* [Text passage]:
···

When starting out, I only really knew that I wanted to do tree silhouettes so I drafted up a quick blueprint of my walls in Inkscape and then made a mockup with some images of oaks I found and liked. I honestly cannot remember where the specific images came from apart from the small one which was part of the art collection by HammedHareet that we used for Backworld, but that matters little. I had been really sloppy in the exact locations of electrical outlets and lightswitches in the blueprint, something that came back to bite me later – but I am getting ahead of myself.

At this point I had cleaned up the images and made them into silhouettes. As the images had different origins I tried to make them somewhat similar – this meant adding branches to the stylized trunk and removing them from the photograph. In retrospect I should have spent a lot more time on this as some of the branches have really uneven thickness, but that is something to remember for next time.

I added the grid in order to break down the process of scaling up the image into manageable parts – it is a lot easier to replicate and enlarge one square at a time than an entire image. You are also almost guaranteed the image will not be distorted. Someone suggested I should project the image on the wall and then pencil the shapes – this would probably have been a really good idea if I had been painting, but either way I did not have the equipment for it.

Day one

It was suggested that I use contact paper instead of painting, I did some tests with scrap pieces and it worked out really well. The only downside was the poor availability of colors but since I was only going to use black anyway it mattered little. The image shows the first piece – it can be hard to see but I pencilled the grid on it to do the upscaling.

The back of the contact paper actually already had a grid, but it was in half-inch increments and my measurements where in centimeters. Had I thought about this before I could probably have saved myself some time measuring the grid, although I would probably still have had to draw it.

Finally, the keen eye will notice that the print of the pattern is actually mirrored since I was drawing on the back of the paper – not an absolute necessity, but I find minimizing the possibility of mistakes speeds up work. I had mirrored and normal printouts both with and without grid for reference as the grid sometimes obscured details in the image.

Just before attaching the first piece to the wall. It is a bit faint in the picture, but I improvised a plumb by attaching a screwdriver to a piece of thread and then taping it to the ceiling. I then taped the corners of the trunk to the wall in order to make sure it lined up properly before attaching it – it turns out I was needlessly cautious as the contact paper was really easy to attach. It doesn’t crease so as long as you get one small piece attached correctly the rest will not be a problem, and should you fail it can easily be detached and placed again.

First branches attached.  Discounting the leaf this is now three separate pieces, but in normal lighting conditions you really cannot tell unless you walk up and search for the seam.

···

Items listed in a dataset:
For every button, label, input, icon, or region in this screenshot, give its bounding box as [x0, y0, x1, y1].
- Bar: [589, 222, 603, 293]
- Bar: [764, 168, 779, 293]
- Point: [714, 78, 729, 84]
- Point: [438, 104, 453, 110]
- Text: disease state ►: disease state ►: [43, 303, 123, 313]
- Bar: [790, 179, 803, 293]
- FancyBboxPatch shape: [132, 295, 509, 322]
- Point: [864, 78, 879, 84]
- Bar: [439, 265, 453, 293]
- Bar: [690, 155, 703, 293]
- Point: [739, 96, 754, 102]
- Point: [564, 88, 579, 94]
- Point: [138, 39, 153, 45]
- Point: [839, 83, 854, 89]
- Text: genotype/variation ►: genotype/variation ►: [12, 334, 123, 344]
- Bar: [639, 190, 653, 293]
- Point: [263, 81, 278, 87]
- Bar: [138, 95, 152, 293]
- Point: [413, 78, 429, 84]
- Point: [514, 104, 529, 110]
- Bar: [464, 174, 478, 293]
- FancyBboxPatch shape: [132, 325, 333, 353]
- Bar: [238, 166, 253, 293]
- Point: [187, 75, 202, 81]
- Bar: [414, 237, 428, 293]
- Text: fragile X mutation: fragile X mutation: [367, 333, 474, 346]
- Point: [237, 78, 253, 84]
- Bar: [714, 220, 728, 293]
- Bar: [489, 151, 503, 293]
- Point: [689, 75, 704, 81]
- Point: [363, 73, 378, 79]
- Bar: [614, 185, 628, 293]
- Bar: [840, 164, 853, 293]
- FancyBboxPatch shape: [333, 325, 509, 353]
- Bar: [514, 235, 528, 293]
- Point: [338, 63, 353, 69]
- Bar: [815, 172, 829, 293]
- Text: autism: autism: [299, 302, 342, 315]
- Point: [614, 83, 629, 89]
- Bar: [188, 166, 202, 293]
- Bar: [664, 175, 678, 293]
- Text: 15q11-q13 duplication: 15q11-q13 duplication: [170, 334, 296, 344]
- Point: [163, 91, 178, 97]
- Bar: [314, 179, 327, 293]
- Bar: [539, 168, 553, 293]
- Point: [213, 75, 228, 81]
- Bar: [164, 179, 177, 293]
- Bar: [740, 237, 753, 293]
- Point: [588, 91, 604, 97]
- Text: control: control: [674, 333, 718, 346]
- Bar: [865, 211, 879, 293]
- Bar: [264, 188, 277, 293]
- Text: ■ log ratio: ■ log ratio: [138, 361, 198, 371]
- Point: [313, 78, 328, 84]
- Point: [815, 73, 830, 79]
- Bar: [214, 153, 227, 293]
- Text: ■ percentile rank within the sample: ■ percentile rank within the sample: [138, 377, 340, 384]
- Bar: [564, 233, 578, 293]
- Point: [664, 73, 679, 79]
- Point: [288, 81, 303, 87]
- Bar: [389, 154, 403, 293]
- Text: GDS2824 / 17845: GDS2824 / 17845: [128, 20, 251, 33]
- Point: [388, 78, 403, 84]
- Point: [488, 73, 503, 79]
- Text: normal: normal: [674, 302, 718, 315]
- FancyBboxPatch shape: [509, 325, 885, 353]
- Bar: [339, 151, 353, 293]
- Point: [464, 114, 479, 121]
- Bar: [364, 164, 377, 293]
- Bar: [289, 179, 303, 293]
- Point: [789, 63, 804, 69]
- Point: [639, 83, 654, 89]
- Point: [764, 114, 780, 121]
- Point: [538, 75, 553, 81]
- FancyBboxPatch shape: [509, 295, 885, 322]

···

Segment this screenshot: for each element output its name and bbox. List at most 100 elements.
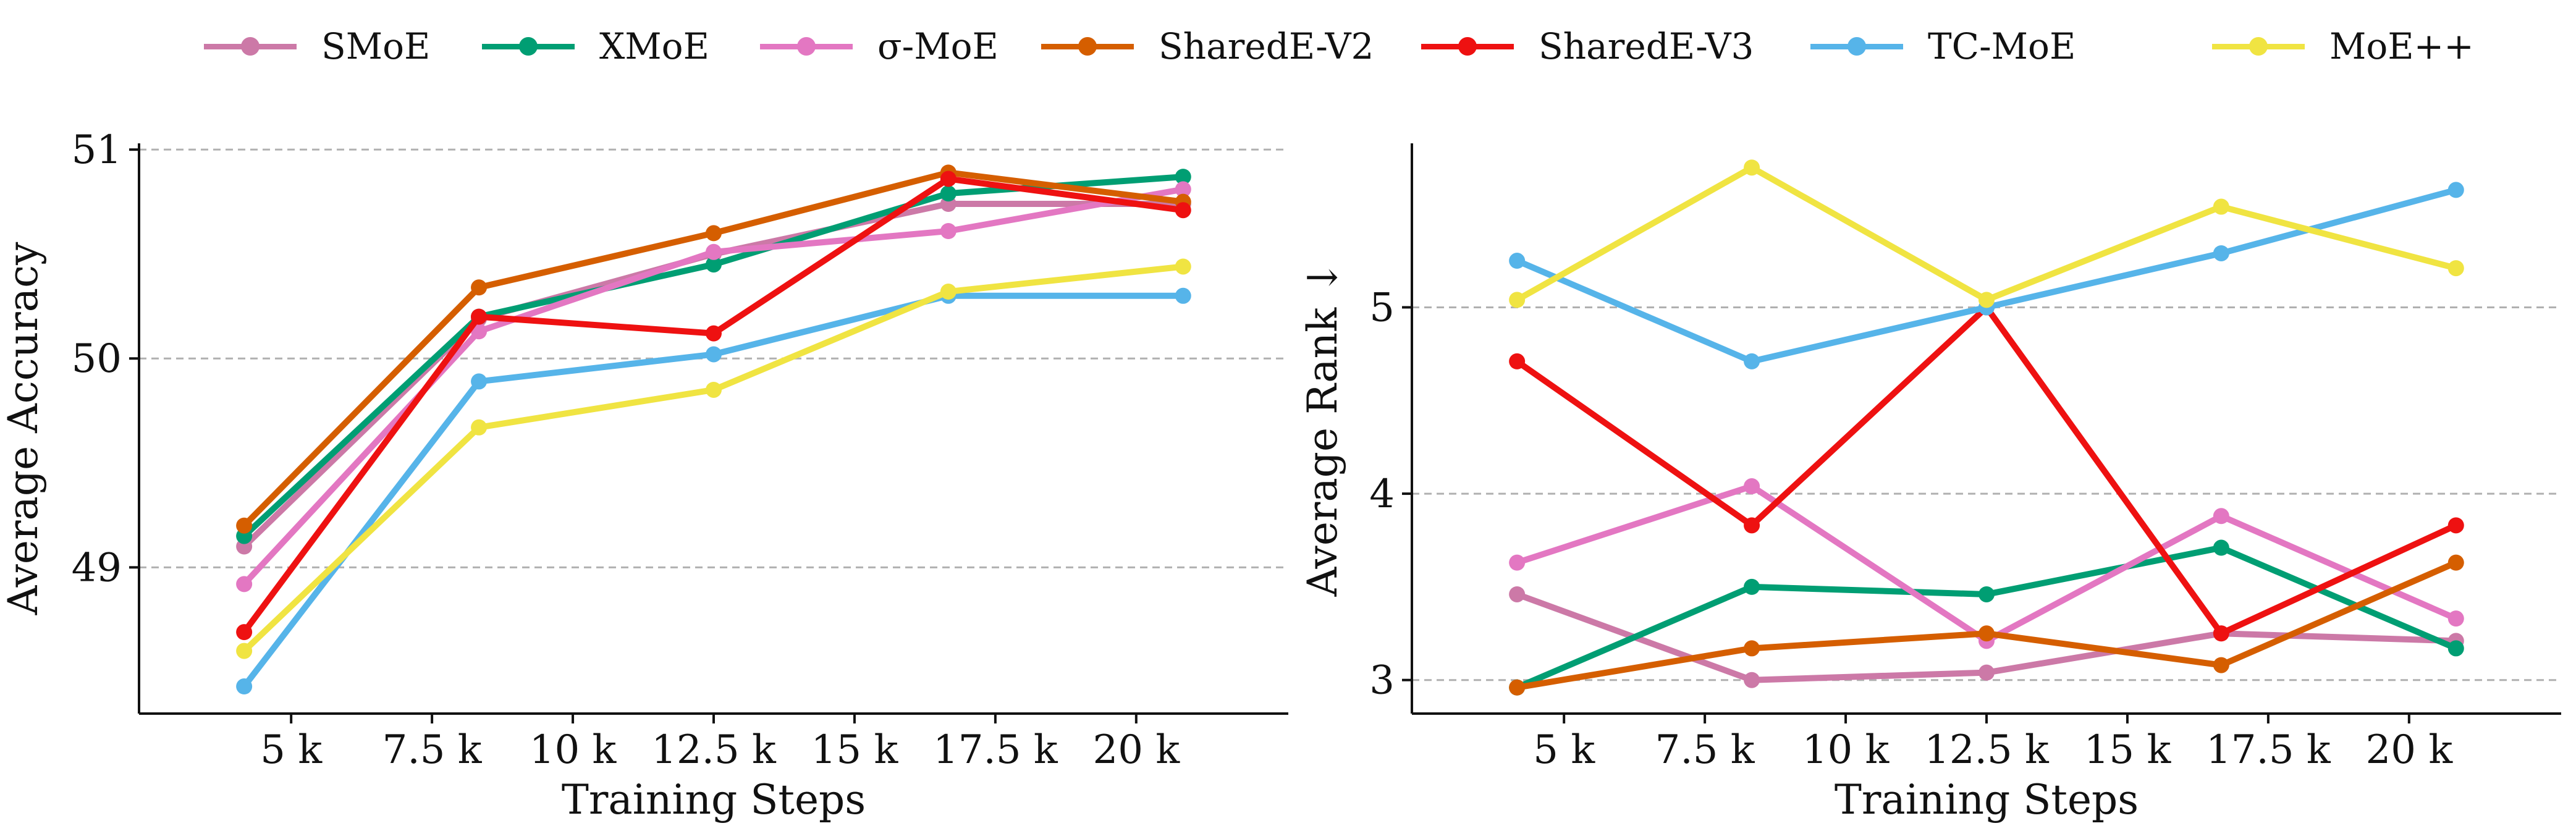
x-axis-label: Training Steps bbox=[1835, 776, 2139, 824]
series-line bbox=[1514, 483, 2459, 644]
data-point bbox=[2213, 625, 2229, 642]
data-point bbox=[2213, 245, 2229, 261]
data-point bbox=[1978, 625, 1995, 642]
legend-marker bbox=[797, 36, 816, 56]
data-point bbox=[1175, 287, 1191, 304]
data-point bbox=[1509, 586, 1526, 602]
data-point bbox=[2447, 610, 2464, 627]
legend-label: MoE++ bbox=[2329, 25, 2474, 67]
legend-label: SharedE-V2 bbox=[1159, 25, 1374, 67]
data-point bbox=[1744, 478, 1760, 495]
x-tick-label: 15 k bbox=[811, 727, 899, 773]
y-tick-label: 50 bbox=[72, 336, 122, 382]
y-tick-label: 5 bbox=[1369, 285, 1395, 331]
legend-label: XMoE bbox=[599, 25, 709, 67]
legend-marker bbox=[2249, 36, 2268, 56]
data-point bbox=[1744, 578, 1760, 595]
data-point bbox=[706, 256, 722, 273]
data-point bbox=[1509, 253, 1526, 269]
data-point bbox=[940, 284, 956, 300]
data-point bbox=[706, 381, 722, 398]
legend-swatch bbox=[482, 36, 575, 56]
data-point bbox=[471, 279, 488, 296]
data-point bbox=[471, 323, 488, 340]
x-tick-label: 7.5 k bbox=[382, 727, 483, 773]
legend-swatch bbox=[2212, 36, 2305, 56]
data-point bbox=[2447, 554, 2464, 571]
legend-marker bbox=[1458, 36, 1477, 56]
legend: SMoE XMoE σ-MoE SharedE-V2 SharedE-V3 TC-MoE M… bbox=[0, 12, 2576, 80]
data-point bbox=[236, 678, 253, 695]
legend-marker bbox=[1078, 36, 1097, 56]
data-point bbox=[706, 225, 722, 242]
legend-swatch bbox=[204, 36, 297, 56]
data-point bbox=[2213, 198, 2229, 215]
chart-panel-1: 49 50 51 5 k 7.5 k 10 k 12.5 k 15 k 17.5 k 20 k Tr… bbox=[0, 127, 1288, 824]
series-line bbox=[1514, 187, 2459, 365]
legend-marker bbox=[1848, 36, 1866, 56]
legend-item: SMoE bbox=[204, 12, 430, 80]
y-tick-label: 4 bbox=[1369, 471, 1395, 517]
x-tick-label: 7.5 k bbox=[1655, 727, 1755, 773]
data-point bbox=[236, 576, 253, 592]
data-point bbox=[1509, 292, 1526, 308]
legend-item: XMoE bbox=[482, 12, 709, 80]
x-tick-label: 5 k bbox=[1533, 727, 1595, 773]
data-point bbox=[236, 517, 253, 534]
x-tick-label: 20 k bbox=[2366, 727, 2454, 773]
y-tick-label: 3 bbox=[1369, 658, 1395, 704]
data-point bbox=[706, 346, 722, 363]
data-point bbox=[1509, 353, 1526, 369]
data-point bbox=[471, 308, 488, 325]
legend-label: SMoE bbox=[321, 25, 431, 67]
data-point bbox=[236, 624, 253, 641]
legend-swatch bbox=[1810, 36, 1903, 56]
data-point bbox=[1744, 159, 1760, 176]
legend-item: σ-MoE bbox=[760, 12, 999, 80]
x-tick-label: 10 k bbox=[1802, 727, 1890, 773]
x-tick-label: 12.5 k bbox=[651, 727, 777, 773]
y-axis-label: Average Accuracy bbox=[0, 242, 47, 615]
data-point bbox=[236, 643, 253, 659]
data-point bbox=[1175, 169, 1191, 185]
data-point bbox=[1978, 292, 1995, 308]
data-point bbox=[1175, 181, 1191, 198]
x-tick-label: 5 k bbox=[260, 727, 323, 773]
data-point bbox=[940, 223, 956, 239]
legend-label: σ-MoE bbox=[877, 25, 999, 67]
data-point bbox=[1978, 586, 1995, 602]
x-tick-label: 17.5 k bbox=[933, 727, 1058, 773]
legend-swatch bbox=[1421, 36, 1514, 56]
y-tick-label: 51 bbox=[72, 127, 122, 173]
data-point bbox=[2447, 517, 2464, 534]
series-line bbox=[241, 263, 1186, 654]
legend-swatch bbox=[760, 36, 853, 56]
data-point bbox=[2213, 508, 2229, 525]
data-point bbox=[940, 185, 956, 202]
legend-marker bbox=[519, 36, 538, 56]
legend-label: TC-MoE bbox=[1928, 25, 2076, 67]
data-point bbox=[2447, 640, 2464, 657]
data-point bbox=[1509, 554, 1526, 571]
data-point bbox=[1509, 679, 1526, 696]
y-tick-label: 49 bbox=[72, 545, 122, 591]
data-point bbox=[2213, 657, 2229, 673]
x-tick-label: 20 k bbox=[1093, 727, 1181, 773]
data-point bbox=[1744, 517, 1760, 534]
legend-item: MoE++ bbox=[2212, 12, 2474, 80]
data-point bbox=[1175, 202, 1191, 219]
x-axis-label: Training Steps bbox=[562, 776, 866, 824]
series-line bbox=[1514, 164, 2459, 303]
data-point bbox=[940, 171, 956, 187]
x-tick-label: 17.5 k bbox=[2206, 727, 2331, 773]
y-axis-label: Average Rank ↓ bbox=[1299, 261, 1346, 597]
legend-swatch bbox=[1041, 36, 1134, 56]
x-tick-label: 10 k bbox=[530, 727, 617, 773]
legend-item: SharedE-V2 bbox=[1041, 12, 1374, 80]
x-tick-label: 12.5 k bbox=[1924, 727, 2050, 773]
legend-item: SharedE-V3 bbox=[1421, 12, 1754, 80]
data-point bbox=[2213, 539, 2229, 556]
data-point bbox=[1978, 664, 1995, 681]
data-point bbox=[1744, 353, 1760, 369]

···

* [Stated problem 1]:
In the tree silhouette text, what material was suggested and used instead of painting?
* [Stated problem 2]:
Please give the stretch of the records from the line containing "For every button, label, input, icon, or" through the line containing "- Point: [138, 39, 153, 45]" as a Markdown table with the columns Row and Line, one line per row and blank lines left out.

* [Solution 1]:
Contact paper.

* [Solution 2]:
| Row | Line |
|---|---|
| 1 | For every button, label, input, icon, or region in this screenshot, give its bounding box as [x0, y0, x1, y1]. |
| 2 | - Bar: [589, 222, 603, 293] |
| 3 | - Bar: [764, 168, 779, 293] |
| 4 | - Point: [714, 78, 729, 84] |
| 5 | - Point: [438, 104, 453, 110] |
| 6 | - Text: disease state ►: disease state ►: [43, 303, 123, 313] |
| 7 | - Bar: [790, 179, 803, 293] |
| 8 | - FancyBboxPatch shape: [132, 295, 509, 322] |
| 9 | - Point: [864, 78, 879, 84] |
| 10 | - Bar: [439, 265, 453, 293] |
| 11 | - Bar: [690, 155, 703, 293] |
| 12 | - Point: [739, 96, 754, 102] |
| 13 | - Point: [564, 88, 579, 94] |
| 14 | - Point: [138, 39, 153, 45] |